#### THE TASK:
Wherever "page" appears in a line, list that line.

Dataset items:
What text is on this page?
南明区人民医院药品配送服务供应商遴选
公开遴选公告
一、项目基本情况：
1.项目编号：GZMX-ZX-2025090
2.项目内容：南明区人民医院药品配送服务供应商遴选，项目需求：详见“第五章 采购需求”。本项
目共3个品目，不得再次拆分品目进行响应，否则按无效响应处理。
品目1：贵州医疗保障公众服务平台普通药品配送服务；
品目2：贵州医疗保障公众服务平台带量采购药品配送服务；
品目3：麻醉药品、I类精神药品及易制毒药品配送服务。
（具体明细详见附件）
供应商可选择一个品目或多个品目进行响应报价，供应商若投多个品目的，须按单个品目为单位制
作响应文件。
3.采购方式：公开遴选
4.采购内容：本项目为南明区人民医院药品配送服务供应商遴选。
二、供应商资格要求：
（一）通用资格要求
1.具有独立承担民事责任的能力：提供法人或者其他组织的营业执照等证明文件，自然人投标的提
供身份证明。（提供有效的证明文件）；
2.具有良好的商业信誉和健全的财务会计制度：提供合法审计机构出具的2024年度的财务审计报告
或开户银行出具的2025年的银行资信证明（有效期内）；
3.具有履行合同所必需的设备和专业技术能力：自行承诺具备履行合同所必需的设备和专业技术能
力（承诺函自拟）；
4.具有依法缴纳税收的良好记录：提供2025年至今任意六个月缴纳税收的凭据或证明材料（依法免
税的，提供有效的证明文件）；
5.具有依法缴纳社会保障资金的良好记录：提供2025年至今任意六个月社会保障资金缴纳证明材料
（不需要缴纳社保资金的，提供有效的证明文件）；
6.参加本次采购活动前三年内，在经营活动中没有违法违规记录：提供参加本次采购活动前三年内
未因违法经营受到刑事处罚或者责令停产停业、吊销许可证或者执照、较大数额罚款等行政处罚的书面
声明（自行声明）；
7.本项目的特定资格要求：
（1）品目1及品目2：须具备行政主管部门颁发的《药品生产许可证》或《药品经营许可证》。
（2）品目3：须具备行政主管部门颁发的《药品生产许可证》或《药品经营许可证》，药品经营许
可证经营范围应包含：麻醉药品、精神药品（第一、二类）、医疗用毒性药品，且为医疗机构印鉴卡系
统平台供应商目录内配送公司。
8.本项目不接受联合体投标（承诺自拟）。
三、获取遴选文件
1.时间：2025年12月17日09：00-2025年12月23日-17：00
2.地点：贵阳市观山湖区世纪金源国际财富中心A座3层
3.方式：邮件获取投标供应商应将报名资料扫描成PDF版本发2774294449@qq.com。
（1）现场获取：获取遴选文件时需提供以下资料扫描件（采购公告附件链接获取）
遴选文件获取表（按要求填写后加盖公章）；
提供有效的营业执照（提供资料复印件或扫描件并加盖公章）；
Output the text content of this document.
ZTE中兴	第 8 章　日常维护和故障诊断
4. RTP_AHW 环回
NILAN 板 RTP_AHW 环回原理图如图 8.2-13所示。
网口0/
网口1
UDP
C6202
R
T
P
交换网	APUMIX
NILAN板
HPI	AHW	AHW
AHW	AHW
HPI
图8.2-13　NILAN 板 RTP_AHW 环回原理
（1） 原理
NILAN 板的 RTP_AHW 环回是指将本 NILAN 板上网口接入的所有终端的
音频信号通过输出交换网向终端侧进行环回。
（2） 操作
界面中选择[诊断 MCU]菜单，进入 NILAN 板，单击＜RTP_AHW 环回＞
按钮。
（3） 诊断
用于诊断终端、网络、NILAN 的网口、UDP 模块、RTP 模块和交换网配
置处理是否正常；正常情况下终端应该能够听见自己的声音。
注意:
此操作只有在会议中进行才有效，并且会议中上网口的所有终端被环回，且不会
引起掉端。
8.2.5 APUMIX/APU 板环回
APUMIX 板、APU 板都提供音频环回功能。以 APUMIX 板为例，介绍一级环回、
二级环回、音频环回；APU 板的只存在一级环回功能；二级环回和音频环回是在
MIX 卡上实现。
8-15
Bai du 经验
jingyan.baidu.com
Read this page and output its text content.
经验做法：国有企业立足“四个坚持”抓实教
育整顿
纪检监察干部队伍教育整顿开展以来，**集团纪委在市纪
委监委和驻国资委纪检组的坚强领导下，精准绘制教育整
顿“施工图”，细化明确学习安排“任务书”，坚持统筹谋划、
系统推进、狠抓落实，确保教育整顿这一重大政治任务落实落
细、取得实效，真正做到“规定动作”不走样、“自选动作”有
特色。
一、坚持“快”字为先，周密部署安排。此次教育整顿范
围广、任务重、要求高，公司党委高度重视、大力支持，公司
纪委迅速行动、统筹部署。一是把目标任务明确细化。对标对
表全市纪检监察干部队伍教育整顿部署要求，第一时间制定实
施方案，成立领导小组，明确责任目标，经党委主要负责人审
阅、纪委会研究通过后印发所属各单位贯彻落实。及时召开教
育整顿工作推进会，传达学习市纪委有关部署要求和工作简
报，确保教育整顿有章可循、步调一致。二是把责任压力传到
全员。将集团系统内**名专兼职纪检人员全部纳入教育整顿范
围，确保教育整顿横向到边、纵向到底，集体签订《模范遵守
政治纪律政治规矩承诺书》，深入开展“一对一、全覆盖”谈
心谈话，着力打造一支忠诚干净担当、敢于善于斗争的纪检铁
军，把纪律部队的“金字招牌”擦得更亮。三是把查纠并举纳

#### SOLUTION FOR THIS PROBLEM:
What text is on this page?
Read this page and output its text content.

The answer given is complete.